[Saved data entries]
========================

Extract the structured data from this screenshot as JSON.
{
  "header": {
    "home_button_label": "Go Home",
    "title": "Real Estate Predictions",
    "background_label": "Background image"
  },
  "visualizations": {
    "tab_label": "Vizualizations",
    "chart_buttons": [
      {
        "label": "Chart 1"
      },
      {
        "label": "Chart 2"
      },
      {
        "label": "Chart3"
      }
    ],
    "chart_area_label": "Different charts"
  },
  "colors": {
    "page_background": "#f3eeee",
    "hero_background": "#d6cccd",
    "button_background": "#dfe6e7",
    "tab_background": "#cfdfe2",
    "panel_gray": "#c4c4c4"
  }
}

========================

Task goal – Make an exact copy of all the data.

Completed task –
Extract the structured data from this screenshot as JSON.
{
  "header": {
    "home_button_label": "Go Home",
    "title": "Real Estate Predictions",
    "background_label": "Background image"
  },
  "visualizations": {
    "tab_label": "Vizualizations",
    "chart_buttons": [
      {
        "label": "Chart 1"
      },
      {
        "label": "Chart 2"
      },
      {
        "label": "Chart3"
      }
    ],
    "chart_area_label": "Different charts"
  },
  "colors": {
    "page_background": "#f3eeee",
    "hero_background": "#d6cccd",
    "button_background": "#dfe6e7",
    "tab_background": "#cfdfe2",
    "panel_gray": "#c4c4c4"
  }
}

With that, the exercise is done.